━━━━━ Material shown

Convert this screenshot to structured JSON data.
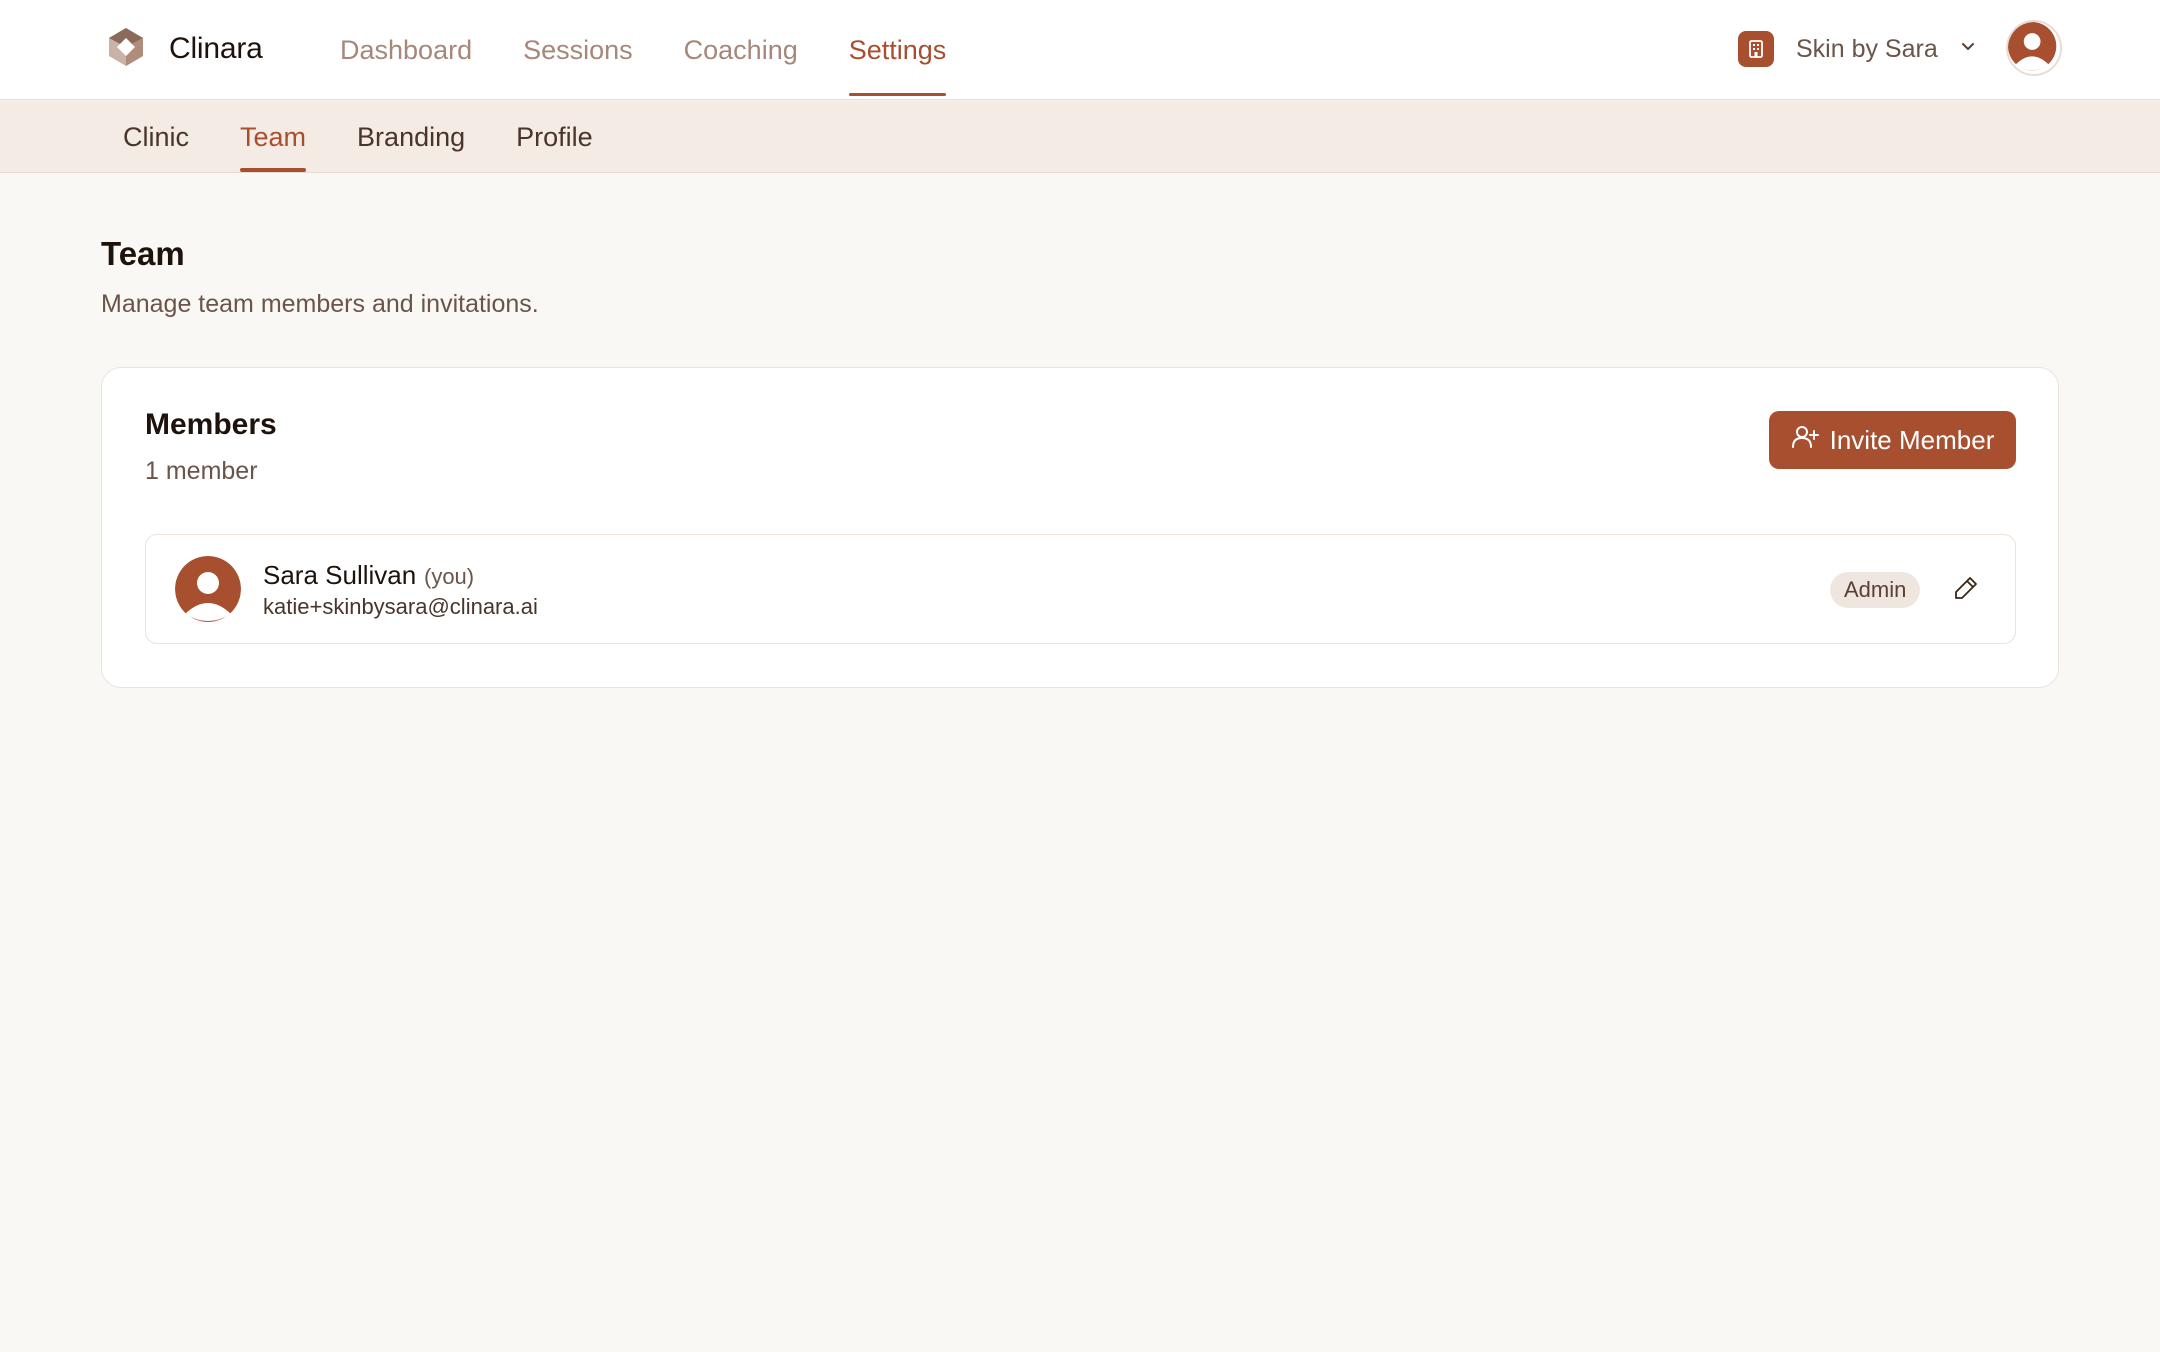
{
  "app": {
    "name": "Clinara",
    "logo_icon": "clinara-logo-icon",
    "accent_color": "#a84f30"
  },
  "main_nav": {
    "items": [
      {
        "label": "Dashboard",
        "active": false
      },
      {
        "label": "Sessions",
        "active": false
      },
      {
        "label": "Coaching",
        "active": false
      },
      {
        "label": "Settings",
        "active": true
      }
    ]
  },
  "clinic_switcher": {
    "icon": "building-icon",
    "name": "Skin by Sara",
    "chevron_icon": "chevron-down-icon"
  },
  "user_menu": {
    "icon": "user-avatar-icon"
  },
  "settings_tabs": {
    "items": [
      {
        "label": "Clinic",
        "active": false
      },
      {
        "label": "Team",
        "active": true
      },
      {
        "label": "Branding",
        "active": false
      },
      {
        "label": "Profile",
        "active": false
      }
    ]
  },
  "page": {
    "title": "Team",
    "subtitle": "Manage team members and invitations."
  },
  "members_card": {
    "title": "Members",
    "count_label": "1 member",
    "invite_button": {
      "label": "Invite Member",
      "icon": "user-plus-icon"
    },
    "members": [
      {
        "name": "Sara Sullivan",
        "self_tag": "(you)",
        "email": "katie+skinbysara@clinara.ai",
        "role": "Admin",
        "edit_icon": "pencil-icon"
      }
    ]
  }
}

━━━━━━━━━━

## Task brief
Using the records above, retype everything exactly except the pictures.

## Answer to this task
Convert this screenshot to structured JSON data.
{
  "app": {
    "name": "Clinara",
    "logo_icon": "clinara-logo-icon",
    "accent_color": "#a84f30"
  },
  "main_nav": {
    "items": [
      {
        "label": "Dashboard",
        "active": false
      },
      {
        "label": "Sessions",
        "active": false
      },
      {
        "label": "Coaching",
        "active": false
      },
      {
        "label": "Settings",
        "active": true
      }
    ]
  },
  "clinic_switcher": {
    "icon": "building-icon",
    "name": "Skin by Sara",
    "chevron_icon": "chevron-down-icon"
  },
  "user_menu": {
    "icon": "user-avatar-icon"
  },
  "settings_tabs": {
    "items": [
      {
        "label": "Clinic",
        "active": false
      },
      {
        "label": "Team",
        "active": true
      },
      {
        "label": "Branding",
        "active": false
      },
      {
        "label": "Profile",
        "active": false
      }
    ]
  },
  "page": {
    "title": "Team",
    "subtitle": "Manage team members and invitations."
  },
  "members_card": {
    "title": "Members",
    "count_label": "1 member",
    "invite_button": {
      "label": "Invite Member",
      "icon": "user-plus-icon"
    },
    "members": [
      {
        "name": "Sara Sullivan",
        "self_tag": "(you)",
        "email": "katie+skinbysara@clinara.ai",
        "role": "Admin",
        "edit_icon": "pencil-icon"
      }
    ]
  }
}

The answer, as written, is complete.